▶ EXERCISE AIM: Go through the listing and copy every line word for word.

▶ MATERIAL PROVIDED:
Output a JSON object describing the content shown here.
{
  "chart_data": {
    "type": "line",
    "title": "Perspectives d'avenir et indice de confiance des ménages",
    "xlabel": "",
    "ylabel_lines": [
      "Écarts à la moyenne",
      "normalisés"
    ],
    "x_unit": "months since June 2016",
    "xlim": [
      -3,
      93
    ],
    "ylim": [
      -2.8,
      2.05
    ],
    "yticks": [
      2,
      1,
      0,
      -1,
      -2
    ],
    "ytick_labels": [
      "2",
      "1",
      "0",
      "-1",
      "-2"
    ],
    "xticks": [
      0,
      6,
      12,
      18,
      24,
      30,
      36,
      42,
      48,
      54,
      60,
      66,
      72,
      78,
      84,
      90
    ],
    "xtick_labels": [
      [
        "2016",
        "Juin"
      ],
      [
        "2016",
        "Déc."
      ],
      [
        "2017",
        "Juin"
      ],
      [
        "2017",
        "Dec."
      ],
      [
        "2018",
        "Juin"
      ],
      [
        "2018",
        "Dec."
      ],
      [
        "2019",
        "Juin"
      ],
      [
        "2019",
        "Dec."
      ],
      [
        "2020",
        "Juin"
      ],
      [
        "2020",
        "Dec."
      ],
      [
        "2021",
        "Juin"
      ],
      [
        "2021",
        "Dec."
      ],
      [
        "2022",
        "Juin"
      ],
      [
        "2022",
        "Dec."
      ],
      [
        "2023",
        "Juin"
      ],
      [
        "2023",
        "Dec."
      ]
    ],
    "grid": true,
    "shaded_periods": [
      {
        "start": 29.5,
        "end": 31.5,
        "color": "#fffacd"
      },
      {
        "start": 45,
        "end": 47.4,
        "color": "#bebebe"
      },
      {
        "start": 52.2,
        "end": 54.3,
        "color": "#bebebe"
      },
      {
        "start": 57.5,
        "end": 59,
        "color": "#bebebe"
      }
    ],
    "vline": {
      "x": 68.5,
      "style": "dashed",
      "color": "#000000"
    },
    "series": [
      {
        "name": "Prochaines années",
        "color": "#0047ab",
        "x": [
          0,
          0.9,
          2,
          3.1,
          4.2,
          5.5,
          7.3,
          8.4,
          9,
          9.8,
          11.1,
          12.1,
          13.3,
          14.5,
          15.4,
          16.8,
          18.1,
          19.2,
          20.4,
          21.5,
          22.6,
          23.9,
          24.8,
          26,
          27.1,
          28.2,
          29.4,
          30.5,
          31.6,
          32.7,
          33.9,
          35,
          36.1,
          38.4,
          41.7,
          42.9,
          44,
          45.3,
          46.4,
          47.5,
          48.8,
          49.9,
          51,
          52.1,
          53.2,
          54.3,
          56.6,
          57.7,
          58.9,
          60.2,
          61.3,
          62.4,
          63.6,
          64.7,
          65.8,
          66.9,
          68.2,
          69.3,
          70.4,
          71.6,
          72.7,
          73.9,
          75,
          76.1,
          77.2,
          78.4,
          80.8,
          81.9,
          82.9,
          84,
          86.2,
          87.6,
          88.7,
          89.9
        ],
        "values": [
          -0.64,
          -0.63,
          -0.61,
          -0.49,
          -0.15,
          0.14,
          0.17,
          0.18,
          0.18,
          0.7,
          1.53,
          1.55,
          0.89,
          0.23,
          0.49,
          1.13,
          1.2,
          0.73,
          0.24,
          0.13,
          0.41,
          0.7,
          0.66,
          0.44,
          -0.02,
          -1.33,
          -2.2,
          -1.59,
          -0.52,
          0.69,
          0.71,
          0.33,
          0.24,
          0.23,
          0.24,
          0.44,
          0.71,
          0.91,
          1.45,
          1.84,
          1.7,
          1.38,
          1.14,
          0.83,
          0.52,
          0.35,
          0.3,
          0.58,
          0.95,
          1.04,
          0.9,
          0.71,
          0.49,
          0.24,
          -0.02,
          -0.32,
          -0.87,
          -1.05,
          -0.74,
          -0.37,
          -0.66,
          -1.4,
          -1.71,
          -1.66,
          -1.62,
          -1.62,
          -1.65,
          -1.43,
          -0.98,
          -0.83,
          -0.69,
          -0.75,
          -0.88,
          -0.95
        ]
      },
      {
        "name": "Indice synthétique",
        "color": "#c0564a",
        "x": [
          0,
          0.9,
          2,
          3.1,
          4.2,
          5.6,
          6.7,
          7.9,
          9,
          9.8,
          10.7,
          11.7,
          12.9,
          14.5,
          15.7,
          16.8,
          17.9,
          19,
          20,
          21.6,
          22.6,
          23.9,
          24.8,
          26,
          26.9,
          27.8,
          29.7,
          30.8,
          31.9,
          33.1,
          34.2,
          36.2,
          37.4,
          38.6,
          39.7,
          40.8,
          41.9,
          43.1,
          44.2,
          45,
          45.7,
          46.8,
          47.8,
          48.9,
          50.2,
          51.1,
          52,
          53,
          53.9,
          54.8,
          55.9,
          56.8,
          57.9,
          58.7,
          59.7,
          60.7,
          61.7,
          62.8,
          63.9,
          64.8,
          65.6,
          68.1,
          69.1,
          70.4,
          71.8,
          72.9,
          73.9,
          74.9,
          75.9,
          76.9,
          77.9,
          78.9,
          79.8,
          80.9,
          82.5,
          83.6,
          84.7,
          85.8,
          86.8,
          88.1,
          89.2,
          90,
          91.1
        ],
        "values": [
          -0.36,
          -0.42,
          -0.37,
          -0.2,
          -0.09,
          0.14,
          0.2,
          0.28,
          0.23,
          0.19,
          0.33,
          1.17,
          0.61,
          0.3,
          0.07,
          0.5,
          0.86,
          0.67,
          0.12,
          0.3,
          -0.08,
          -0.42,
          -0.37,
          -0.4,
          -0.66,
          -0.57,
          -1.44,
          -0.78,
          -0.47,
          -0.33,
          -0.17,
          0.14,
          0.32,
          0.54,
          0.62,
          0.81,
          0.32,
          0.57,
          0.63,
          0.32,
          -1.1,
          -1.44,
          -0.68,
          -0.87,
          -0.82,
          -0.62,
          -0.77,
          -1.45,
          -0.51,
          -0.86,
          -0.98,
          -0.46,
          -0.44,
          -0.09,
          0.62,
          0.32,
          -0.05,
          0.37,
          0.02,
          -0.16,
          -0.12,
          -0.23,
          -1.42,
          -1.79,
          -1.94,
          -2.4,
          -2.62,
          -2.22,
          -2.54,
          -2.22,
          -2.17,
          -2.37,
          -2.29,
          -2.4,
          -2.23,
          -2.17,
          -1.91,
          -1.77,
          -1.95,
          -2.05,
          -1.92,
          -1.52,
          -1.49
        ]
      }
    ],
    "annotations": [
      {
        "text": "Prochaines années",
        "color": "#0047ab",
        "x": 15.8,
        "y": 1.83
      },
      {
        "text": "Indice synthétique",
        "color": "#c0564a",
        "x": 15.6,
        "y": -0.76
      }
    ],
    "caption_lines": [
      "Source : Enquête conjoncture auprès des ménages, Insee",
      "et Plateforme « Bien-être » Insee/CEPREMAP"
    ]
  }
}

▶ TASK RESPONSE:
Output a JSON object describing the content shown here.
{
  "chart_data": {
    "type": "line",
    "title": "Perspectives d'avenir et indice de confiance des ménages",
    "xlabel": "",
    "ylabel_lines": [
      "Écarts à la moyenne",
      "normalisés"
    ],
    "x_unit": "months since June 2016",
    "xlim": [
      -3,
      93
    ],
    "ylim": [
      -2.8,
      2.05
    ],
    "yticks": [
      2,
      1,
      0,
      -1,
      -2
    ],
    "ytick_labels": [
      "2",
      "1",
      "0",
      "-1",
      "-2"
    ],
    "xticks": [
      0,
      6,
      12,
      18,
      24,
      30,
      36,
      42,
      48,
      54,
      60,
      66,
      72,
      78,
      84,
      90
    ],
    "xtick_labels": [
      [
        "2016",
        "Juin"
      ],
      [
        "2016",
        "Déc."
      ],
      [
        "2017",
        "Juin"
      ],
      [
        "2017",
        "Dec."
      ],
      [
        "2018",
        "Juin"
      ],
      [
        "2018",
        "Dec."
      ],
      [
        "2019",
        "Juin"
      ],
      [
        "2019",
        "Dec."
      ],
      [
        "2020",
        "Juin"
      ],
      [
        "2020",
        "Dec."
      ],
      [
        "2021",
        "Juin"
      ],
      [
        "2021",
        "Dec."
      ],
      [
        "2022",
        "Juin"
      ],
      [
        "2022",
        "Dec."
      ],
      [
        "2023",
        "Juin"
      ],
      [
        "2023",
        "Dec."
      ]
    ],
    "grid": true,
    "shaded_periods": [
      {
        "start": 29.5,
        "end": 31.5,
        "color": "#fffacd"
      },
      {
        "start": 45,
        "end": 47.4,
        "color": "#bebebe"
      },
      {
        "start": 52.2,
        "end": 54.3,
        "color": "#bebebe"
      },
      {
        "start": 57.5,
        "end": 59,
        "color": "#bebebe"
      }
    ],
    "vline": {
      "x": 68.5,
      "style": "dashed",
      "color": "#000000"
    },
    "series": [
      {
        "name": "Prochaines années",
        "color": "#0047ab",
        "x": [
          0,
          0.9,
          2,
          3.1,
          4.2,
          5.5,
          7.3,
          8.4,
          9,
          9.8,
          11.1,
          12.1,
          13.3,
          14.5,
          15.4,
          16.8,
          18.1,
          19.2,
          20.4,
          21.5,
          22.6,
          23.9,
          24.8,
          26,
          27.1,
          28.2,
          29.4,
          30.5,
          31.6,
          32.7,
          33.9,
          35,
          36.1,
          38.4,
          41.7,
          42.9,
          44,
          45.3,
          46.4,
          47.5,
          48.8,
          49.9,
          51,
          52.1,
          53.2,
          54.3,
          56.6,
          57.7,
          58.9,
          60.2,
          61.3,
          62.4,
          63.6,
          64.7,
          65.8,
          66.9,
          68.2,
          69.3,
          70.4,
          71.6,
          72.7,
          73.9,
          75,
          76.1,
          77.2,
          78.4,
          80.8,
          81.9,
          82.9,
          84,
          86.2,
          87.6,
          88.7,
          89.9
        ],
        "values": [
          -0.64,
          -0.63,
          -0.61,
          -0.49,
          -0.15,
          0.14,
          0.17,
          0.18,
          0.18,
          0.7,
          1.53,
          1.55,
          0.89,
          0.23,
          0.49,
          1.13,
          1.2,
          0.73,
          0.24,
          0.13,
          0.41,
          0.7,
          0.66,
          0.44,
          -0.02,
          -1.33,
          -2.2,
          -1.59,
          -0.52,
          0.69,
          0.71,
          0.33,
          0.24,
          0.23,
          0.24,
          0.44,
          0.71,
          0.91,
          1.45,
          1.84,
          1.7,
          1.38,
          1.14,
          0.83,
          0.52,
          0.35,
          0.3,
          0.58,
          0.95,
          1.04,
          0.9,
          0.71,
          0.49,
          0.24,
          -0.02,
          -0.32,
          -0.87,
          -1.05,
          -0.74,
          -0.37,
          -0.66,
          -1.4,
          -1.71,
          -1.66,
          -1.62,
          -1.62,
          -1.65,
          -1.43,
          -0.98,
          -0.83,
          -0.69,
          -0.75,
          -0.88,
          -0.95
        ]
      },
      {
        "name": "Indice synthétique",
        "color": "#c0564a",
        "x": [
          0,
          0.9,
          2,
          3.1,
          4.2,
          5.6,
          6.7,
          7.9,
          9,
          9.8,
          10.7,
          11.7,
          12.9,
          14.5,
          15.7,
          16.8,
          17.9,
          19,
          20,
          21.6,
          22.6,
          23.9,
          24.8,
          26,
          26.9,
          27.8,
          29.7,
          30.8,
          31.9,
          33.1,
          34.2,
          36.2,
          37.4,
          38.6,
          39.7,
          40.8,
          41.9,
          43.1,
          44.2,
          45,
          45.7,
          46.8,
          47.8,
          48.9,
          50.2,
          51.1,
          52,
          53,
          53.9,
          54.8,
          55.9,
          56.8,
          57.9,
          58.7,
          59.7,
          60.7,
          61.7,
          62.8,
          63.9,
          64.8,
          65.6,
          68.1,
          69.1,
          70.4,
          71.8,
          72.9,
          73.9,
          74.9,
          75.9,
          76.9,
          77.9,
          78.9,
          79.8,
          80.9,
          82.5,
          83.6,
          84.7,
          85.8,
          86.8,
          88.1,
          89.2,
          90,
          91.1
        ],
        "values": [
          -0.36,
          -0.42,
          -0.37,
          -0.2,
          -0.09,
          0.14,
          0.2,
          0.28,
          0.23,
          0.19,
          0.33,
          1.17,
          0.61,
          0.3,
          0.07,
          0.5,
          0.86,
          0.67,
          0.12,
          0.3,
          -0.08,
          -0.42,
          -0.37,
          -0.4,
          -0.66,
          -0.57,
          -1.44,
          -0.78,
          -0.47,
          -0.33,
          -0.17,
          0.14,
          0.32,
          0.54,
          0.62,
          0.81,
          0.32,
          0.57,
          0.63,
          0.32,
          -1.1,
          -1.44,
          -0.68,
          -0.87,
          -0.82,
          -0.62,
          -0.77,
          -1.45,
          -0.51,
          -0.86,
          -0.98,
          -0.46,
          -0.44,
          -0.09,
          0.62,
          0.32,
          -0.05,
          0.37,
          0.02,
          -0.16,
          -0.12,
          -0.23,
          -1.42,
          -1.79,
          -1.94,
          -2.4,
          -2.62,
          -2.22,
          -2.54,
          -2.22,
          -2.17,
          -2.37,
          -2.29,
          -2.4,
          -2.23,
          -2.17,
          -1.91,
          -1.77,
          -1.95,
          -2.05,
          -1.92,
          -1.52,
          -1.49
        ]
      }
    ],
    "annotations": [
      {
        "text": "Prochaines années",
        "color": "#0047ab",
        "x": 15.8,
        "y": 1.83
      },
      {
        "text": "Indice synthétique",
        "color": "#c0564a",
        "x": 15.6,
        "y": -0.76
      }
    ],
    "caption_lines": [
      "Source : Enquête conjoncture auprès des ménages, Insee",
      "et Plateforme « Bien-être » Insee/CEPREMAP"
    ]
  }
}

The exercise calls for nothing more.